- Fragmento seleccionado -

+++++

John Green, productor ejecutivo de uno de los programas más populares en Estados Unidos, pedía perdón en estos días, públicamente, por haberse expresado hace dos años sobre el presidente Bush en términos que él mismo ha acabado desautorizando. Ocurrió, según cuenta la noticia, durante los debates entre candidatos en las elecciones del 2004. John Green […]
John Green, productor ejecutivo de uno de los programas más populares en Estados Unidos, pedía perdón en estos días, públicamente, por haberse expresado hace dos años sobre el presidente Bush en términos que él mismo ha acabado desautorizando.
Ocurrió, según cuenta la noticia, durante los debates entre candidatos en las elecciones del 2004.
John Green intercambió emails con compañeros de trabajo en los que dijo:»Bush me pone enfermo. Como vuelva a usar la frase -mensajes mixtos- voy a vomitar».
Ignoro si, a estas horas, además de la vergüenza, Green se ha quedado también sin empleo pero, creo, que no se está siendo justo con su persona, tampoco con su arrepentimiento. Y porque siempre he tenido debilidad por hacer de abogado del diablo, me excusan si intercedo en su favor y, como buenamente pueda, pongo las cosas en su sitio.
En primer lugar, la afirmación de que Bush lo enferma, lejos de ser un agravio, casi constituye un motivo para el regocijo y la celebración. Y es que, Bush, a otros los mata.
Fuese como gobernador, a reos condenados; o como presidente, a pueblos sin condena, Bush ha observado siempre una nada disimulada pasión por la muerte, especialmente la ajena. Y la ha venido prodigando públicamente y a la vista de todos, con la única excepción de las guerras en las que se negó a servir como soldado.
A otros, a los que no mata, Bush los deporta. Todas sus políticas migratorias, menos las que aplica a los cubanos, no tienen otro interés que repatriar de Estados Unidos las sobras, generalmente latinas, que no tienen cabida en su modelo social, a aquellos a los que calificara de «marroncitos» en los tiempos en que era el gobernador que más negros y latinos sentaba en la silla eléctrica.

+++++

- Datos extraídos -
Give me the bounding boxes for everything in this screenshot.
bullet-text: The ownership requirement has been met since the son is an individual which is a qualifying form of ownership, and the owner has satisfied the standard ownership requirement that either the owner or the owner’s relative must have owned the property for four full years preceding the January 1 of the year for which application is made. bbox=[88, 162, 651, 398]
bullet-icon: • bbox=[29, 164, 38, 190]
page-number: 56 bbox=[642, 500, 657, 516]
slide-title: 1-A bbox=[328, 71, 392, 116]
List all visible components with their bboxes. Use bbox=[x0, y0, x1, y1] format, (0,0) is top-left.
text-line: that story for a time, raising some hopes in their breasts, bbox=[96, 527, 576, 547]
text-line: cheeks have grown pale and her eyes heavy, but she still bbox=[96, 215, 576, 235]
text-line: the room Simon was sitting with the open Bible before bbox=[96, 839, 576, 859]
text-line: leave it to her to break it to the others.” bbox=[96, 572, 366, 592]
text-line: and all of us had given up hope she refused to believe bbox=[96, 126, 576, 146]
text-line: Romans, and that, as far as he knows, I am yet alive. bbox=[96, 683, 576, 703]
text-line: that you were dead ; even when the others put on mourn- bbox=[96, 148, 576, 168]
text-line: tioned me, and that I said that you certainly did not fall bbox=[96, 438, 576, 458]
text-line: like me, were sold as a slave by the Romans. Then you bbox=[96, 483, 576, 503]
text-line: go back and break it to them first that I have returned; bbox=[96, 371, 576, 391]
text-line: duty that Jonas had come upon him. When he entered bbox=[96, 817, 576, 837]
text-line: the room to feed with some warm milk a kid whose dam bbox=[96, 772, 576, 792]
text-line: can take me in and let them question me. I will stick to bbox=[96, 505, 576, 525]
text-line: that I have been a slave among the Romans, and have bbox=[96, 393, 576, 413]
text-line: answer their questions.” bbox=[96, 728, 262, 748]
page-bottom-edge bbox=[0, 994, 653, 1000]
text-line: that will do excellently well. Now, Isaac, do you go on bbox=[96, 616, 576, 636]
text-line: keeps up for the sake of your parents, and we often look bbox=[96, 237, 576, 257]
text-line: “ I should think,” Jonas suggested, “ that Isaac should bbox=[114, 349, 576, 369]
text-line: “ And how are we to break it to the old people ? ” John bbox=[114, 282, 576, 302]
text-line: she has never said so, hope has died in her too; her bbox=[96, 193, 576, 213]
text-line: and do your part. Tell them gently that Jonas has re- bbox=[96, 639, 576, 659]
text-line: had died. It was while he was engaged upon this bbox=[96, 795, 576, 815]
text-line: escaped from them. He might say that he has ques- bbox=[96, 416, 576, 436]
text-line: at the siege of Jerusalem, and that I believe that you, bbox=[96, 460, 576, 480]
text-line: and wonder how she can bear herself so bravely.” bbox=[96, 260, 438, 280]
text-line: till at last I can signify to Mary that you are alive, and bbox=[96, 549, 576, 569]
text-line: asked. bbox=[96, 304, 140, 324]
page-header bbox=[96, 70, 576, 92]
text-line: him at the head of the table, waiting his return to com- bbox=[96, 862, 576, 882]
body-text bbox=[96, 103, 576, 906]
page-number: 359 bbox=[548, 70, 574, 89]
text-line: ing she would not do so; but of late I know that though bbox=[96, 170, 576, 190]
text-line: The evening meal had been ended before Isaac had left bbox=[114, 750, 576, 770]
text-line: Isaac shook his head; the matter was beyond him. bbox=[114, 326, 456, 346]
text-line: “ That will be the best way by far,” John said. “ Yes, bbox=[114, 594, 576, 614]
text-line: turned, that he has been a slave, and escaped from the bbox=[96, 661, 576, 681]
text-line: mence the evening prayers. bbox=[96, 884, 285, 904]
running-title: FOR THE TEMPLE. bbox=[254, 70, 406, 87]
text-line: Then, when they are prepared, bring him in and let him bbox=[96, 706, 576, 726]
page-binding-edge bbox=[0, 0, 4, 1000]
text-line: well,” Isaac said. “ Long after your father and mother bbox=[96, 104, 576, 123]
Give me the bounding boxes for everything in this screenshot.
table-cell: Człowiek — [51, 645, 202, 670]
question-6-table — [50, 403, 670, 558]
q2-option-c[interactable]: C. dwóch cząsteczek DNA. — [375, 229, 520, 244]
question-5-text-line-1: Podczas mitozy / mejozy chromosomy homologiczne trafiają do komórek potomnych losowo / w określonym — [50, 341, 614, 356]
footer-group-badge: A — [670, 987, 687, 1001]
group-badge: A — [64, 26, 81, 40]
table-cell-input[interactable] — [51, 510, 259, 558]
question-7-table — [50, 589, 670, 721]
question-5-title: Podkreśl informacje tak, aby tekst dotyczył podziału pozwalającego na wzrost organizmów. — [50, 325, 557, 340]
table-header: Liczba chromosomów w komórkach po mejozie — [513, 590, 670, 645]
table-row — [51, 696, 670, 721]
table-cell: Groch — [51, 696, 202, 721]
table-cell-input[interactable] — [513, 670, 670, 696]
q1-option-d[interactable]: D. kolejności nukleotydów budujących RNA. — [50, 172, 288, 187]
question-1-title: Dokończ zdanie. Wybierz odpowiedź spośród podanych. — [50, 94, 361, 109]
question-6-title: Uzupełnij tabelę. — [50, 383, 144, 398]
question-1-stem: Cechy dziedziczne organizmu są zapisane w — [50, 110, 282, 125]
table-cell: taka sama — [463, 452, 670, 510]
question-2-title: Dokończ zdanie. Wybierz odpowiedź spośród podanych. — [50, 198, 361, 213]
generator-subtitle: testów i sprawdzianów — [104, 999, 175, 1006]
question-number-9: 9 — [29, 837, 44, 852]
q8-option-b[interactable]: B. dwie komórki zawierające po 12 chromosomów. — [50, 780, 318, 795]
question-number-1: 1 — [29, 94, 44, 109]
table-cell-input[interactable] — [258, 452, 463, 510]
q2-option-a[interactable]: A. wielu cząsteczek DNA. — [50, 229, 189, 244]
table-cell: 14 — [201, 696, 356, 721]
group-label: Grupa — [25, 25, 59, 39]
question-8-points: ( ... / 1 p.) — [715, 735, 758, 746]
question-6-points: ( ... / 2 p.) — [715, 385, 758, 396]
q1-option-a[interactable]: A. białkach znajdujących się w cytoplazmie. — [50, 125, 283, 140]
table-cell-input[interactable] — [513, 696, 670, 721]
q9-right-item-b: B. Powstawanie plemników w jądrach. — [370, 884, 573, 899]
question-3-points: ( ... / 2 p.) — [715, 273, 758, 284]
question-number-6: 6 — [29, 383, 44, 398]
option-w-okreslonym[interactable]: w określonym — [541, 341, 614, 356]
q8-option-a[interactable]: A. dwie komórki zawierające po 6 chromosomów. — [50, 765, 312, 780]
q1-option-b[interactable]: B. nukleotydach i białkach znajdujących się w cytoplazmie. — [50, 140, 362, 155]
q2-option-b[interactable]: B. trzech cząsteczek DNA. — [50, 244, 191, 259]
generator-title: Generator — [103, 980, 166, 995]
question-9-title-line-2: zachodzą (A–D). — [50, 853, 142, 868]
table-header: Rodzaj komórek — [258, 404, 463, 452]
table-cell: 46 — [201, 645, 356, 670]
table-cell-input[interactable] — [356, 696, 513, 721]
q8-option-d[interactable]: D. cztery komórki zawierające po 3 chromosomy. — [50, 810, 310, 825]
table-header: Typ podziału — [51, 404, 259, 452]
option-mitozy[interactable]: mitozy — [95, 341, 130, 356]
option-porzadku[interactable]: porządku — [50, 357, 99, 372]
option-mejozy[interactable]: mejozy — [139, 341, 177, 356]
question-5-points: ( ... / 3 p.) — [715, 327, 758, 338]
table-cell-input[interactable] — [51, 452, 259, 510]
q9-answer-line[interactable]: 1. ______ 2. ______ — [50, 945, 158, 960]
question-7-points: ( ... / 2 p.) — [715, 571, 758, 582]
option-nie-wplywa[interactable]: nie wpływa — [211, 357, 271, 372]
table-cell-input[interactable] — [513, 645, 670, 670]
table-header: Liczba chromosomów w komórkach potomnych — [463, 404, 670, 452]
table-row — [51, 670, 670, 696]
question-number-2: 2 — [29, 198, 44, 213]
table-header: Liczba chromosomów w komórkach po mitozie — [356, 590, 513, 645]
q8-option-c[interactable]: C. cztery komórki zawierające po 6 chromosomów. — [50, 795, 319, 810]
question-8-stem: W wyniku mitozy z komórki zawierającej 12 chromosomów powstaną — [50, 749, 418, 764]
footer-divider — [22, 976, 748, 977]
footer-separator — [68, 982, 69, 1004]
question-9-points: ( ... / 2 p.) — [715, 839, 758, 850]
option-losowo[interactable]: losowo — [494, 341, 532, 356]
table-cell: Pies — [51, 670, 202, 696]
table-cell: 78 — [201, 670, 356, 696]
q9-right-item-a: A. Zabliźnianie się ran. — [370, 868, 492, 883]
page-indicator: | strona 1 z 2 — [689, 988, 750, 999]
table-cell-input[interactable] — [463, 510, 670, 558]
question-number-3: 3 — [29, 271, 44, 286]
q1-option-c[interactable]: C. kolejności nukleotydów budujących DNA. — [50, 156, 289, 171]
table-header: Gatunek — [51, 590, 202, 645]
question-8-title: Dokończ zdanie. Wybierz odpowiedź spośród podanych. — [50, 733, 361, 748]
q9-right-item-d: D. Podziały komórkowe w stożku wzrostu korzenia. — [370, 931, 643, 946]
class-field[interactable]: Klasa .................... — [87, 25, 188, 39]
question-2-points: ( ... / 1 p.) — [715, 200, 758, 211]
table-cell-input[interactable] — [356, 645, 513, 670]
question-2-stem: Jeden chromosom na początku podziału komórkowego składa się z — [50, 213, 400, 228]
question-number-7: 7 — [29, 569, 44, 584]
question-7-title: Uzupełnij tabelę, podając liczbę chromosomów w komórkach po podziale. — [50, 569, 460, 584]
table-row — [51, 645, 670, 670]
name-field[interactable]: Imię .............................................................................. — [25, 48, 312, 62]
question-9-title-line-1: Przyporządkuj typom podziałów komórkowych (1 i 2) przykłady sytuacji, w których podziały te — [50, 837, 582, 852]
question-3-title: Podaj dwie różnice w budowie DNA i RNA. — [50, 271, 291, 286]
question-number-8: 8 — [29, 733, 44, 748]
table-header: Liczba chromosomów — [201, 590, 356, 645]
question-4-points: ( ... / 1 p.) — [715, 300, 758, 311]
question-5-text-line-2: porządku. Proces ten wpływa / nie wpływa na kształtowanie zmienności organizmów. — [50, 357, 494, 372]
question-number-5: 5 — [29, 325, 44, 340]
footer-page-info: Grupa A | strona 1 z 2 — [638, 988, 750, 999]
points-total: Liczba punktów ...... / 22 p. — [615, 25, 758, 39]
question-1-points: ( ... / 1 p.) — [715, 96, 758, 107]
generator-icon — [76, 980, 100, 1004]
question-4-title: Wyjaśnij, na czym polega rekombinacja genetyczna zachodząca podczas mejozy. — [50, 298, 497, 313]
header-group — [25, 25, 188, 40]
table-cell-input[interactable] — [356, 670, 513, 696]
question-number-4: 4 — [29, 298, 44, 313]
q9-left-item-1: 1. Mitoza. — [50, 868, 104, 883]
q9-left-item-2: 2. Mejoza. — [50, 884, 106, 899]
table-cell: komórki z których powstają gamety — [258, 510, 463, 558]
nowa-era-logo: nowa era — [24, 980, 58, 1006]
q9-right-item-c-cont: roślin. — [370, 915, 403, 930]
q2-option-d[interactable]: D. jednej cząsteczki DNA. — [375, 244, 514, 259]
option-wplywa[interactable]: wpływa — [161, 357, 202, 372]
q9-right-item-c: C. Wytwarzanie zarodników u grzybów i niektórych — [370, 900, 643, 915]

+++++

- Trabajo requerido -
1) Transcribe el fragmento del artículo sobre John Green desde "John Green intercambió" hasta "otros los mata.".
2) Prosigue el artículo sobre John Green a partir de su última oración.

- Resultados esperados -
1)
John Green intercambió emails con compañeros de trabajo en los que dijo:»Bush me pone enfermo. Como vuelva a usar la frase -mensajes mixtos- voy a vomitar».
Ignoro si, a estas horas, además de la vergüenza, Green se ha quedado también sin empleo pero, creo, que no se está siendo justo con su persona, tampoco con su arrepentimiento. Y porque siempre he tenido debilidad por hacer de abogado del diablo, me excusan si intercedo en su favor y, como buenamente pueda, pongo las cosas en su sitio.
En primer lugar, la afirmación de que Bush lo enferma, lejos de ser un agravio, casi constituye un motivo para el regocijo y la celebración. Y es que, Bush, a otros los mata.

2)
A algunos más, a los que no mata ni deporta, los despide. Decenas de miles de trabajadores despedidos en Estados Unidos, echados a la calle, sin empleo, como consecuencia de sus políticas económicas.
A muchos los desampara, les recorta servicios, les niega recursos. En Nueva Orleans y otras ciudades y estados próximos no sólo rechazó aumentar los fondos para asegurar los diques de la ciudad y sus defensas sino que redujo los recursos materiales y humanos existentes. Las consecuencias, tras el paso del huracán Katrina, fueron mil muertos y algunos miles más desaparecidos, a la espera de recibir sus correspondientes responsos.
A otros los tortura, los secuestra, los mutila. Y tampoco faltan entre la extensa lista de damnificados, aquellos a los que arruina, para no mencionar sus muchos pasados socios económicos y financieros, desde Laden hasta Enron, a los que dejó por el camino y no, precisamente, sentados.
John Green, sin embargo, tiene la suerte de que Bush no lo mate, no lo deporte, no lo despida ni lo arruine, no lo desampare, no lo torture, no lo secuestre ni mutile, … simplemente, lo enferma.
¿Y hay bien más preciado para el actual gobierno estadounidense que un arrepentido que se reconozca enfermo?
Donald Rumsfeld, por ejemplo, secretario de Defensa y uno de los principales mentores del fármaco Tamiflu para combatir la gripe aviar, vería multiplicada su inversión si John Green enfermara, precisamente, de esa famosa dolencia.
No quiero ni imaginar los titulares: «John Green agarra la gripe aviar», «La gripe aviar llega a Good Morning América». En 2 horas se habrían agotado las existencias de Tamiflú en todo el país y Rumsfeld sería un poco más rico.
Igual pudo enfermar de ántrax y aprovechar el brote Bush para atacar Burkina Fasso luego de descubrir en ese país el origen del atentado.
O enfermar de viruela y acabar corroborando aquella patética presentación de Colin Powell en la televisión, cuando mostró como evidencia de lo que se trajinaba en la Iraq de Sadam, un frasco conteniendo supuesta viruela.
Y además, al propio Bush, también, lo enferma Bush. Conocida es esa pasión desenfrenada del presidente estadounidense, por ejemplo, por las galletas Prezzler que, ya en una ocasión estuvo a punto de costarle la vida luego de que se atragantara e inconsciente cayera al suelo mientras veía por televisión un partido de rugby estadounidense. (Ellos lo llaman fútbol) Y se sabe de otras dolencias que han enfermado al presidente, serias adicciones, además de las etílicas y las psiquiátricas.
De ahí que, el hecho de que Bush enferme al prestigioso productor televisivo estadounidense, ni es relevante ni constituye ofensa, y sólo por la generosa personalidad de Green puede entenderse que, incluso, pida perdón por una oración expresada hace dos años y en el ámbito de lo que se suponía era un espacio privado, íntimo.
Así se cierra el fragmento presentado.